───── DATA SHOWN ─────

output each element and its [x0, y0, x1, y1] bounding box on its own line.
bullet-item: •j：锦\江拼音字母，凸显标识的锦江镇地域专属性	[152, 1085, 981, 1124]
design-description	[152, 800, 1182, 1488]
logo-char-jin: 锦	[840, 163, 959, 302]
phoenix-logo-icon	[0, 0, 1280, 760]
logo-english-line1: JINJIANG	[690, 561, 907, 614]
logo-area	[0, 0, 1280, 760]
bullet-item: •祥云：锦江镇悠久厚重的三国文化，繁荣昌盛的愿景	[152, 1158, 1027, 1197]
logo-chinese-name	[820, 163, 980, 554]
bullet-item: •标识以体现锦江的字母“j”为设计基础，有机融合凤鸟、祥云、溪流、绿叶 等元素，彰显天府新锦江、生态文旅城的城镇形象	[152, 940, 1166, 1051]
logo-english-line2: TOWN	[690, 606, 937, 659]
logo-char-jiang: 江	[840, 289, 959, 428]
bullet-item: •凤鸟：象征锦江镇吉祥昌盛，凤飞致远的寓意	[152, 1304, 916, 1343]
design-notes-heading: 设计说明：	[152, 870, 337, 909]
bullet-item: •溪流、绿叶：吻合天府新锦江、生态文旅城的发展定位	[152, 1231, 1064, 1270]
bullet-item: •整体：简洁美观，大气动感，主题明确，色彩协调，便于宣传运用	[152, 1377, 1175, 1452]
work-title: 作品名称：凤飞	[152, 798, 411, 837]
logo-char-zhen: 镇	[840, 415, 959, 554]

─────

TASK PROMPT
Repeat every line of the items above word for word, in the same order.

OUTPUT OF THE EXERCISE
output each element and its [x0, y0, x1, y1] bounding box on its own line.
bullet-item: •j：锦\江拼音字母，凸显标识的锦江镇地域专属性	[152, 1085, 981, 1124]
design-description	[152, 800, 1182, 1488]
logo-char-jin: 锦	[840, 163, 959, 302]
phoenix-logo-icon	[0, 0, 1280, 760]
logo-english-line1: JINJIANG	[690, 561, 907, 614]
logo-area	[0, 0, 1280, 760]
bullet-item: •祥云：锦江镇悠久厚重的三国文化，繁荣昌盛的愿景	[152, 1158, 1027, 1197]
logo-chinese-name	[820, 163, 980, 554]
bullet-item: •标识以体现锦江的字母“j”为设计基础，有机融合凤鸟、祥云、溪流、绿叶 等元素，彰显天府新锦江、生态文旅城的城镇形象	[152, 940, 1166, 1051]
logo-english-line2: TOWN	[690, 606, 937, 659]
logo-char-jiang: 江	[840, 289, 959, 428]
bullet-item: •凤鸟：象征锦江镇吉祥昌盛，凤飞致远的寓意	[152, 1304, 916, 1343]
design-notes-heading: 设计说明：	[152, 870, 337, 909]
bullet-item: •溪流、绿叶：吻合天府新锦江、生态文旅城的发展定位	[152, 1231, 1064, 1270]
bullet-item: •整体：简洁美观，大气动感，主题明确，色彩协调，便于宣传运用	[152, 1377, 1175, 1452]
work-title: 作品名称：凤飞	[152, 798, 411, 837]
logo-char-zhen: 镇	[840, 415, 959, 554]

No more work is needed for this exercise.